Extract every line that contains the string "části".

PROVIDED INFORMATION:
----

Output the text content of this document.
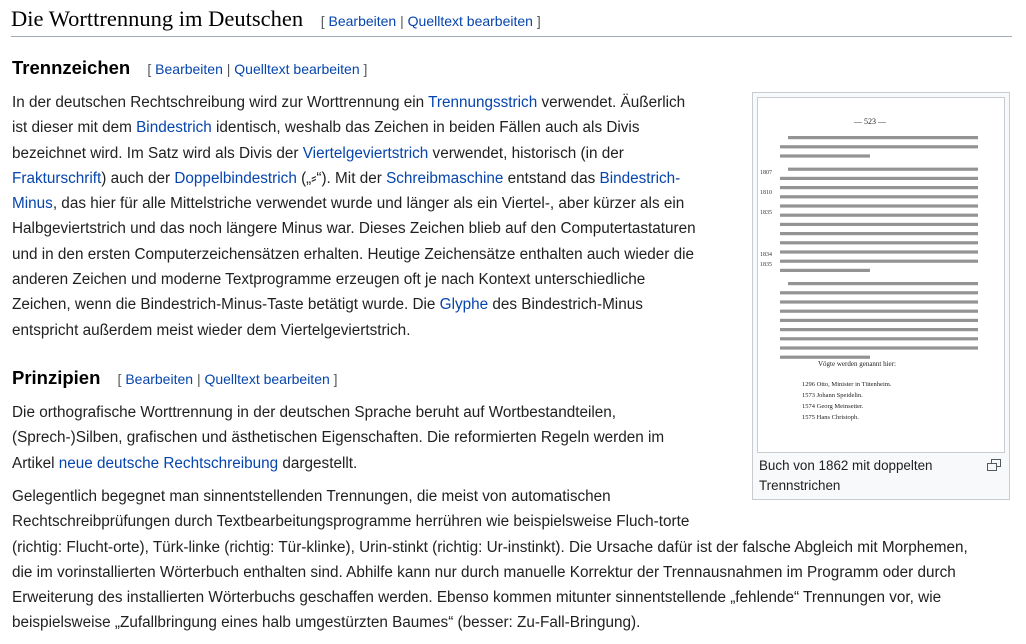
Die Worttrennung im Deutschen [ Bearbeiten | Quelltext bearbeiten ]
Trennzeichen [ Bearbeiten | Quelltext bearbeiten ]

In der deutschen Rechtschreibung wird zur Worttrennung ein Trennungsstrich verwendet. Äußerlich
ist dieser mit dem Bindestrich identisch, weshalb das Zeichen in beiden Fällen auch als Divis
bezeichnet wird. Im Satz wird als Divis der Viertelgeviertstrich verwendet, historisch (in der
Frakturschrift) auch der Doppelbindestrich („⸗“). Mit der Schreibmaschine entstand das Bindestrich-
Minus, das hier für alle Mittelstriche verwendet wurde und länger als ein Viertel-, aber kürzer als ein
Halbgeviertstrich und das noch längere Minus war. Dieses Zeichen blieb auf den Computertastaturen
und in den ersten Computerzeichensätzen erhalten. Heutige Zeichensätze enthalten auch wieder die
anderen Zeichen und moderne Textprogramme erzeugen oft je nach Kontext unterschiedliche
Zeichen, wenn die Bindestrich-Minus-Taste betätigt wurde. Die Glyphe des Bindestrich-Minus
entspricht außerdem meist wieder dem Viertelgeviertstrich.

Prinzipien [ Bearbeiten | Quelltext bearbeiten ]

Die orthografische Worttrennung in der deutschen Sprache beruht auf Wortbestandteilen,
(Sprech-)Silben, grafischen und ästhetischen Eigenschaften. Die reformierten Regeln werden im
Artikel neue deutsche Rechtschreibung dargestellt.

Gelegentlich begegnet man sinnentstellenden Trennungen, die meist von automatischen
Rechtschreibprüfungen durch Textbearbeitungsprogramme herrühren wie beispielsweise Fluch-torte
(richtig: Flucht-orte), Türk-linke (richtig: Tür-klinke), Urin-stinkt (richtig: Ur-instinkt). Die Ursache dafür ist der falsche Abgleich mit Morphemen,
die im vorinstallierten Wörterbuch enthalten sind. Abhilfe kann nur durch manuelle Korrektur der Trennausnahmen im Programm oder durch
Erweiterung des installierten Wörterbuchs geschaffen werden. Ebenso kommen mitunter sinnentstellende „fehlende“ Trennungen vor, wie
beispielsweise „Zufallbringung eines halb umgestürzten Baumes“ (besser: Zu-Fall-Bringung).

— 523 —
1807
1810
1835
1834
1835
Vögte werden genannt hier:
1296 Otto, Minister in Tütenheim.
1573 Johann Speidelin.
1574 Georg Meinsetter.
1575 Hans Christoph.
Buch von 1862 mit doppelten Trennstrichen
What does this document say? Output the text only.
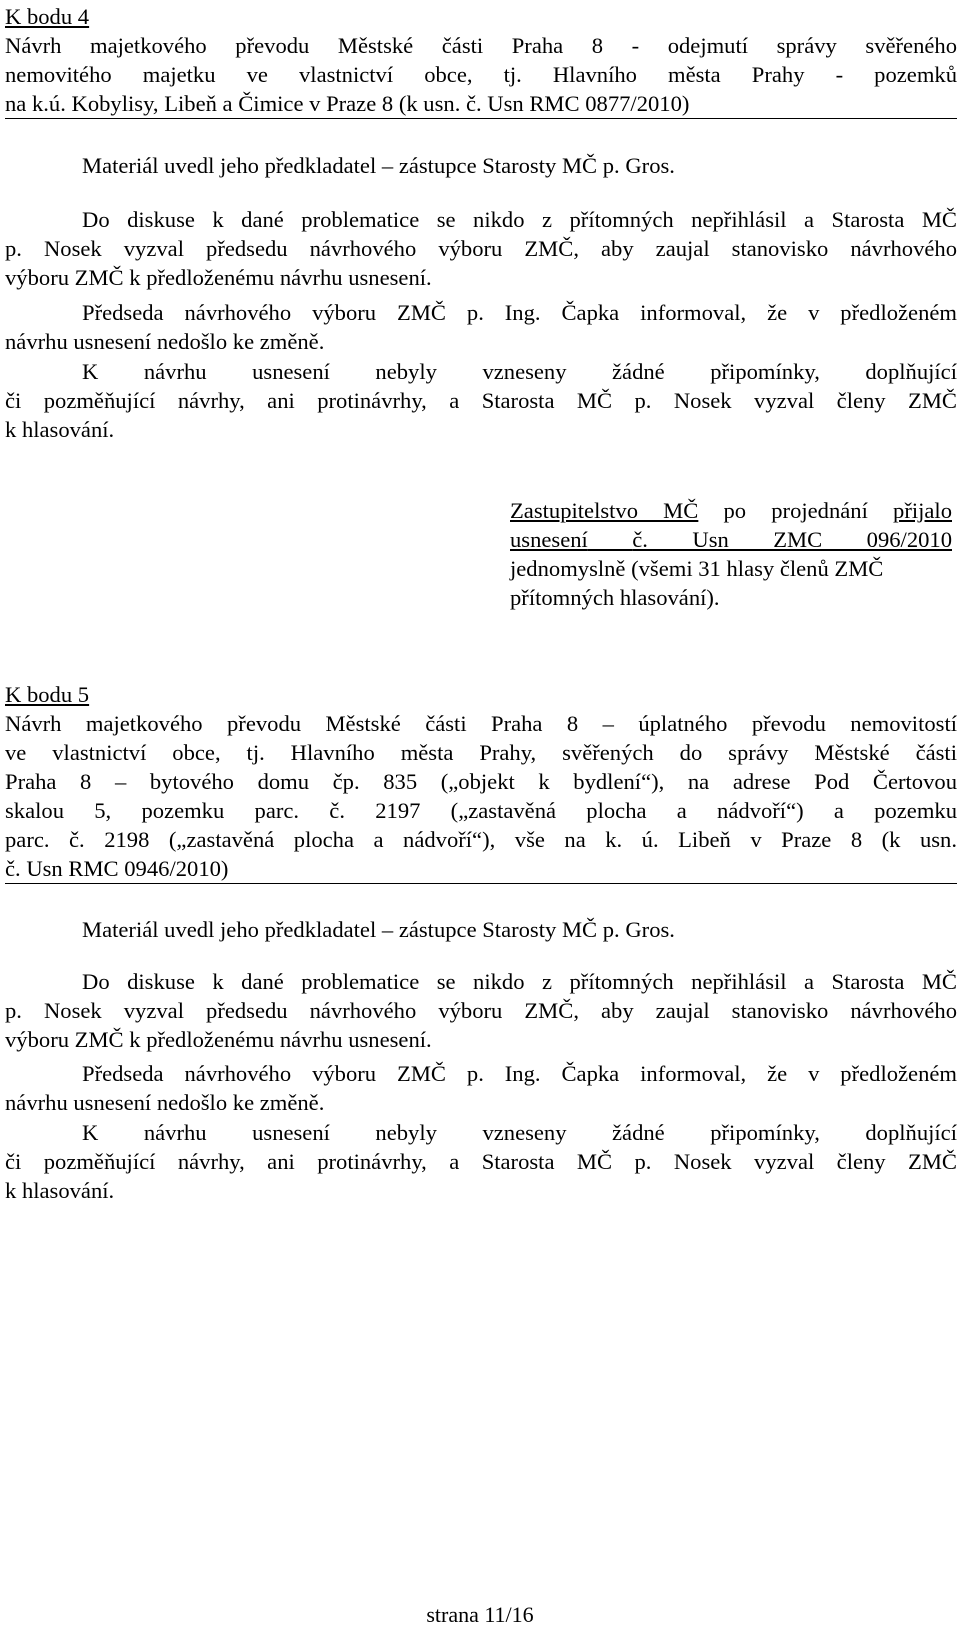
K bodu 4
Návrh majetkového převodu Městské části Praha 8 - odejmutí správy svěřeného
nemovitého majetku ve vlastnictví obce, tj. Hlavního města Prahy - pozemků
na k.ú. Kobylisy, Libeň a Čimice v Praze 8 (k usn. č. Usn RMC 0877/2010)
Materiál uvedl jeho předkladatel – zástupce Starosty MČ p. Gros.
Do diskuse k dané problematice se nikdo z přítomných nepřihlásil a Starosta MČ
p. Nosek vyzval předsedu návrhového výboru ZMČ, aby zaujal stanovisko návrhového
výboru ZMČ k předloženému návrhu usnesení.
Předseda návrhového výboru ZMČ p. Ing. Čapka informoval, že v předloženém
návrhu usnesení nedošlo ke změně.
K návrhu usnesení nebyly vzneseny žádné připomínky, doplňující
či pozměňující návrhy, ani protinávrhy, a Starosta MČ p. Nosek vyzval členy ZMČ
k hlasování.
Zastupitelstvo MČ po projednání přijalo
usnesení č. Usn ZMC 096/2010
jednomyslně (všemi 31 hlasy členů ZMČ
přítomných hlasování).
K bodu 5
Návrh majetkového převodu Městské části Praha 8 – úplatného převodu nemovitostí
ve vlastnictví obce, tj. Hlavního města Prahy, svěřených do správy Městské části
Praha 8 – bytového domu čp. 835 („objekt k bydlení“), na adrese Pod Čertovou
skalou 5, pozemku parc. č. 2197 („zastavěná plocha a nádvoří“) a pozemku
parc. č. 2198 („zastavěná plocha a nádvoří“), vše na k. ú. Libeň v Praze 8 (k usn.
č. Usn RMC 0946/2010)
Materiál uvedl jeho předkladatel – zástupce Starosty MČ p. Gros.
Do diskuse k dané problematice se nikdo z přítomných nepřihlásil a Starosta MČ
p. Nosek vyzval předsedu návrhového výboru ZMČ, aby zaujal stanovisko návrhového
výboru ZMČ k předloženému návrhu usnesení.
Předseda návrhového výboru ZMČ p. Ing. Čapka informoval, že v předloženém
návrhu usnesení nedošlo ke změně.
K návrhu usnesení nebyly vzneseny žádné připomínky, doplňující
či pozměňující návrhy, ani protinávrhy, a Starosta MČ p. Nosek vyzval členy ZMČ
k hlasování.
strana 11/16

----

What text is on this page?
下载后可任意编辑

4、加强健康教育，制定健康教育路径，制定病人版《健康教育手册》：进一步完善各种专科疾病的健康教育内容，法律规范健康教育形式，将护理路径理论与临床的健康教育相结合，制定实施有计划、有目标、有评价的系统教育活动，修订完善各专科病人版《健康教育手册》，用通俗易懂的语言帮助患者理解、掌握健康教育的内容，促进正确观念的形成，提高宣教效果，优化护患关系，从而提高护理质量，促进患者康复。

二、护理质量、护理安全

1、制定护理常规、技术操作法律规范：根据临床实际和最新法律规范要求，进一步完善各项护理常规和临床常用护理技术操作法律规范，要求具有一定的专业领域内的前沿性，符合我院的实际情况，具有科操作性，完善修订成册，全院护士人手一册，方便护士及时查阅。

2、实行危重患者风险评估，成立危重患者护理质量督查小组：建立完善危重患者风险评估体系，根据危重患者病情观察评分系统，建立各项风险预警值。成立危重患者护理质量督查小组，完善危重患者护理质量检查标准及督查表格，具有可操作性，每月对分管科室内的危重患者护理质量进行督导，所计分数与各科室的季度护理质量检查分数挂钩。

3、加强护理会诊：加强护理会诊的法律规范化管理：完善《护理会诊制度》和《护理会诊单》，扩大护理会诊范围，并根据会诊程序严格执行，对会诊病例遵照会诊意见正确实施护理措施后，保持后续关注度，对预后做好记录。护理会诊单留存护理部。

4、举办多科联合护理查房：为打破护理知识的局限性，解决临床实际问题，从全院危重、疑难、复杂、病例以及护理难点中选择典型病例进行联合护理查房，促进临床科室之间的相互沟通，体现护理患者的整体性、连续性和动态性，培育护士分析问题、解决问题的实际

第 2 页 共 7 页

----

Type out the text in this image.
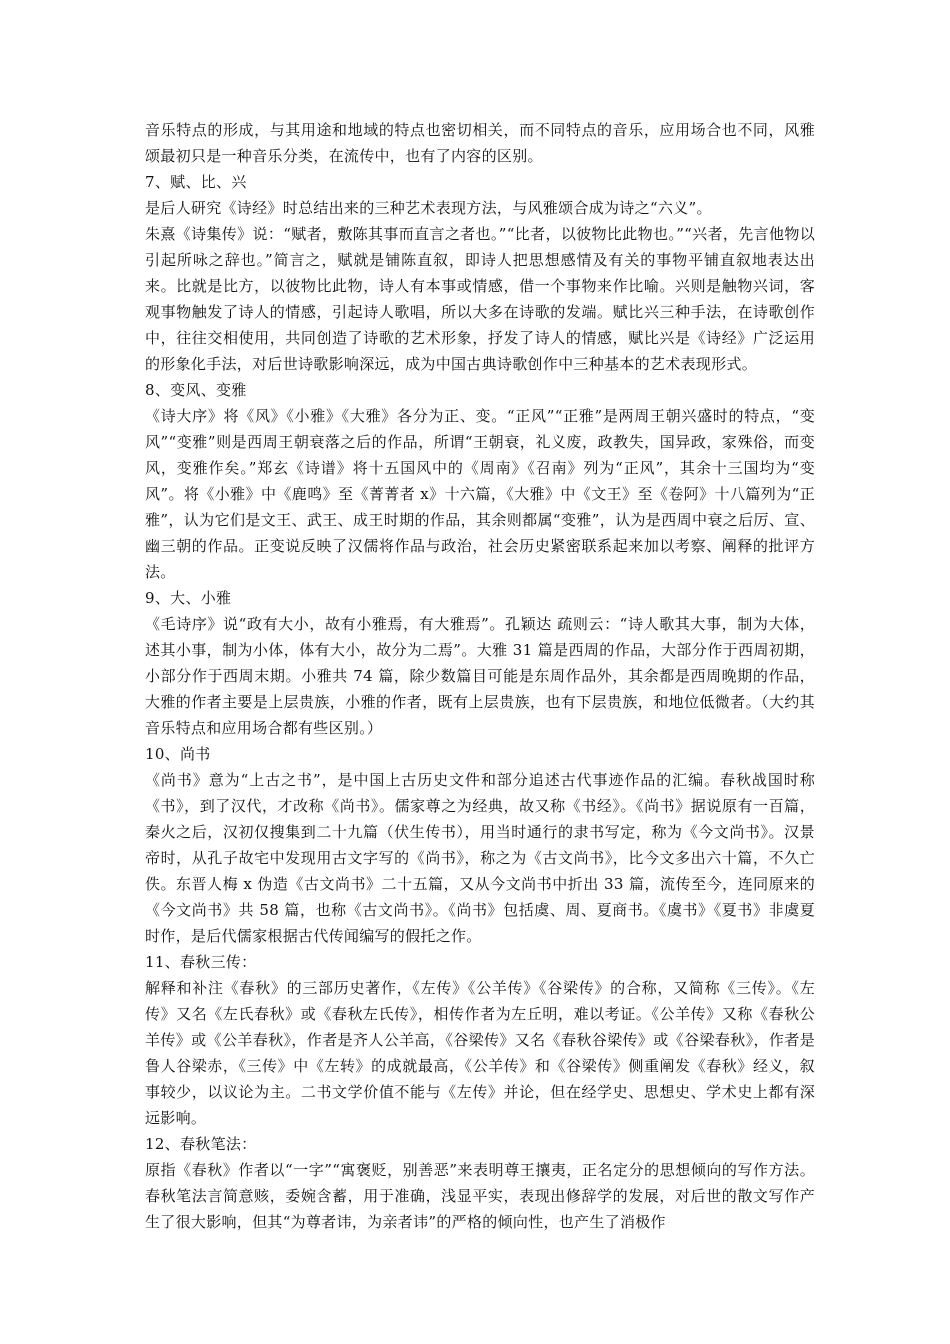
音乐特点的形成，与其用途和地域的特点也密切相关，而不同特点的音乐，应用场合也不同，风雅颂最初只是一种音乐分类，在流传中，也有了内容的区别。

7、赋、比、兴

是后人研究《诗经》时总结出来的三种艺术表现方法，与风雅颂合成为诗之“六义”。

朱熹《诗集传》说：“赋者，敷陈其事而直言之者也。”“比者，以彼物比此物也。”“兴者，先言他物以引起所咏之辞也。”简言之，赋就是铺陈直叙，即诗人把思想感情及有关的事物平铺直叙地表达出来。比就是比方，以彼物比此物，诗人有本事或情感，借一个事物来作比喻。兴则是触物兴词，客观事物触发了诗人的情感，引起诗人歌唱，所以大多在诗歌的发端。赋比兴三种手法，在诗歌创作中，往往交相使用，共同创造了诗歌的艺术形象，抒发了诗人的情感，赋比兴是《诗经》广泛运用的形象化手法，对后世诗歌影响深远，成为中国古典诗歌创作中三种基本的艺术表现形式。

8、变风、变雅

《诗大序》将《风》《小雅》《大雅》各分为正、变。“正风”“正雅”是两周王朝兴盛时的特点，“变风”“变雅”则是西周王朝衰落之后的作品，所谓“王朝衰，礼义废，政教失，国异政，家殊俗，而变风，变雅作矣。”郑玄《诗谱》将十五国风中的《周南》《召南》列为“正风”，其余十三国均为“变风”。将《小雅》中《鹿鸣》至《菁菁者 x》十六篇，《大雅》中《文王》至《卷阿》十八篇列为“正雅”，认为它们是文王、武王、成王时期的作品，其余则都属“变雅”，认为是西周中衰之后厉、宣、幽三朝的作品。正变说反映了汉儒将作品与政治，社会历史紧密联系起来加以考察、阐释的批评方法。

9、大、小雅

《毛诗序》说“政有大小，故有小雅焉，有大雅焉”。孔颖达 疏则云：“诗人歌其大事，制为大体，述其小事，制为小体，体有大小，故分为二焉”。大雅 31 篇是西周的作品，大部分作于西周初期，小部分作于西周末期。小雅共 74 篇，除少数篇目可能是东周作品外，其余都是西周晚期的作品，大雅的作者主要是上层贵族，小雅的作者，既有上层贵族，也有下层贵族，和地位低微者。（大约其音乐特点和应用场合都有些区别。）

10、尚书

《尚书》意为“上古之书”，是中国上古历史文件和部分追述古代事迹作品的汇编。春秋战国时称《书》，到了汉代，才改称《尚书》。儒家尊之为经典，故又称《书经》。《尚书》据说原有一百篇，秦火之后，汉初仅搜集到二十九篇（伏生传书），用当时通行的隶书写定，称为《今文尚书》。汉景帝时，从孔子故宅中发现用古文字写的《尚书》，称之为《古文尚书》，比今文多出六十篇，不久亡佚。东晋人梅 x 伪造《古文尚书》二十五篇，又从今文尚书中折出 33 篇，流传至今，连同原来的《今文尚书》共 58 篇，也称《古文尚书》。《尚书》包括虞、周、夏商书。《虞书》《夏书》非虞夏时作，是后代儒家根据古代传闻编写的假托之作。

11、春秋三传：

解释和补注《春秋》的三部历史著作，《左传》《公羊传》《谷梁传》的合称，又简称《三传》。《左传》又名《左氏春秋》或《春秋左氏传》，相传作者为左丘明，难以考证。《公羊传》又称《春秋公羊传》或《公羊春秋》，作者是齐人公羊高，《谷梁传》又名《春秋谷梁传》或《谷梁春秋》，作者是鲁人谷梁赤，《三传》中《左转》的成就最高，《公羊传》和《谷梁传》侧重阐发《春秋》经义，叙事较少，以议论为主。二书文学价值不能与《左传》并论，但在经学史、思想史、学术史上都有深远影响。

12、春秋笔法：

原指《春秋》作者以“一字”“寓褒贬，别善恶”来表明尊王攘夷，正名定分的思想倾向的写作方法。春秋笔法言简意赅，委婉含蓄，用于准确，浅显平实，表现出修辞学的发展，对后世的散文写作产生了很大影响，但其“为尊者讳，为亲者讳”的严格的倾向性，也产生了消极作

----

WRITTEN SOLUTION:
Návrh majetkového převodu Městské části Praha 8 - odejmutí správy svěřeného
Návrh majetkového převodu Městské části Praha 8 – úplatného převodu nemovitostí
ve vlastnictví obce, tj. Hlavního města Prahy, svěřených do správy Městské části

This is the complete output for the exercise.